> Фрагмент текста
.....

• под ред. М.Б. Митина
 

Личность в XX столетии


Человек в сфере духовного производства
 


Вебер концентрирует свое внимание не столько на материальном, сколько на духовном производстве. Такое смещение акцента было вызвано реальным изменением соотношения между духовным и материальным производством, происшедшим на рубеже XIX—XX вв., колоссально возросшим удельным весом науки и ее роли в капиталистической экономике.

Однако и здесь Вебер в известном смысле продолжает размышлять в том направлении, которое — правда, очень общими контурами — было намечено Марксом. Маркс еще в 50-х годах зафиксировал тот факт, что естественные науки все больше превращаются в производительную силу При этом он обращал внимание не столько на изменение, которое происходило как в реальном положении ученого, так и в его сознании, и на изменение структуры материального производства, сколько на тот факт, что наука становится производительной силой капитала, а не производительной силой труда.

Уже в 50-х годах прошлого века Маркс обнаруживает изменения, происходящие в самой структуре естествознания по мере того, как оно становится производительной силой: оно превращается в «исследование всей природы с тем, чтобы открыть новые полезные свойства вещей»22. Любопытно отношение Маркса к такому изменению духа науки, основной направленности научного интереса. С одной стороны, Маркс отмечает утилитарнопрактический характер, который приобретает наука при капитализме и который отличает ее от прежних, раннекапиталистических и докапиталистических форм научного знания, с другой — он видит в этом «великое цивилизующее влияние капитала».

.....

Строки данных:
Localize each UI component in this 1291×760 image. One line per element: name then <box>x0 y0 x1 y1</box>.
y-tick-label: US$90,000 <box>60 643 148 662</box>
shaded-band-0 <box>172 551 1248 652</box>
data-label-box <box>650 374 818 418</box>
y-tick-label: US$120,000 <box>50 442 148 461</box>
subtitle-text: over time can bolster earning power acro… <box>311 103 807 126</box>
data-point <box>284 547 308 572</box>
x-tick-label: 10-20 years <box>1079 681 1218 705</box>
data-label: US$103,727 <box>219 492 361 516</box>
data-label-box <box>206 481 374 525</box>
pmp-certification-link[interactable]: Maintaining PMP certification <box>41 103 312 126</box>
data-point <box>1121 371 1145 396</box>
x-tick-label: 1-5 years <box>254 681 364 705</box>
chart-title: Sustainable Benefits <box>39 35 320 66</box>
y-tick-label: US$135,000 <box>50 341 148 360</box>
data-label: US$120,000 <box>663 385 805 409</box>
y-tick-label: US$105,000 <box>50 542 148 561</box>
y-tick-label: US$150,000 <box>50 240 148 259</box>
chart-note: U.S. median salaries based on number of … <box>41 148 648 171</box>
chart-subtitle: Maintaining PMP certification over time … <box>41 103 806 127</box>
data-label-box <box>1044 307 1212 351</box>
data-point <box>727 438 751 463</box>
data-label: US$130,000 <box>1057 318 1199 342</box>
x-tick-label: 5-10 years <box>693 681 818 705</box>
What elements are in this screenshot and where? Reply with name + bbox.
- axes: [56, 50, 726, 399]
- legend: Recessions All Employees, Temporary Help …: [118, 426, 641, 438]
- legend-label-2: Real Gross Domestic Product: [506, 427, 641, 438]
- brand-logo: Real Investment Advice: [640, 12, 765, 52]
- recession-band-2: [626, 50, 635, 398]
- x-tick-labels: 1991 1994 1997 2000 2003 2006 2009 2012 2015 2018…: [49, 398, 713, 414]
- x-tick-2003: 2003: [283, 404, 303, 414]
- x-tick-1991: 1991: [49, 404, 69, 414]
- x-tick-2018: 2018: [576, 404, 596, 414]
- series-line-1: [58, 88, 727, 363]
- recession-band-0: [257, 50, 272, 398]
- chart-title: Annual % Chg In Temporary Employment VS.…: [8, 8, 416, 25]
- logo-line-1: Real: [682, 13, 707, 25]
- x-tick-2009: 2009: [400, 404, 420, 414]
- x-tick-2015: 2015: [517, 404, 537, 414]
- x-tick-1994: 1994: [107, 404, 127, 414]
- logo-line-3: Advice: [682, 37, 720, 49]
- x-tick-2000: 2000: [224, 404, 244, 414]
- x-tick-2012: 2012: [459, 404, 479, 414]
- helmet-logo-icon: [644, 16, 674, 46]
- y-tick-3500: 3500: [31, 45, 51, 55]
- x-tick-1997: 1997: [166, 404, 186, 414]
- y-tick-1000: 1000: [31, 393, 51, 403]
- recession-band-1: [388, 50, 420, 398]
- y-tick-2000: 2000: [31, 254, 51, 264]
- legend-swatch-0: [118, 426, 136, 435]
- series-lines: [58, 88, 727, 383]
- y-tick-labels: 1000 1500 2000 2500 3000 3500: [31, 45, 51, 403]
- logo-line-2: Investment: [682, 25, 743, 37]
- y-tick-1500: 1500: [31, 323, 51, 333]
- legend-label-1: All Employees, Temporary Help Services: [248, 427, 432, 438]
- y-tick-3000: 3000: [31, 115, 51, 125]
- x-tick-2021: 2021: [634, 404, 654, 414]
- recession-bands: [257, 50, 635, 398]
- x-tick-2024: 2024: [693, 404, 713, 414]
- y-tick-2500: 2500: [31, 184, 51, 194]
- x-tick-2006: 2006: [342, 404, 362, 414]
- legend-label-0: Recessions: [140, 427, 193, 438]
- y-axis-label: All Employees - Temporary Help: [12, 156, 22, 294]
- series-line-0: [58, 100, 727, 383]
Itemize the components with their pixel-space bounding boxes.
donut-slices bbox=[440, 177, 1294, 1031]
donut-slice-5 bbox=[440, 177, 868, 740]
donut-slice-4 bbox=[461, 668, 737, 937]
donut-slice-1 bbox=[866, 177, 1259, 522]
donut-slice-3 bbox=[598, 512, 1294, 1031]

.....

> Задание 1
Повторите без изменений отрывок из текста о Вебере и Марксе от «Вебер концентрирует свое» до «в капиталистической экономике.».
> Задание 2
Назовите все фамилии людей, которые встречаются во фрагменте текста.

> Ответ 1
Вебер концентрирует свое внимание не столько на материальном, сколько на духовном производстве. Такое смещение акцента было вызвано реальным изменением соотношения между духовным и материальным производством, происшедшим на рубеже XIX—XX вв., колоссально возросшим удельным весом науки и ее роли в капиталистической экономике.

> Ответ 2
Митин, Вебер, Маркс.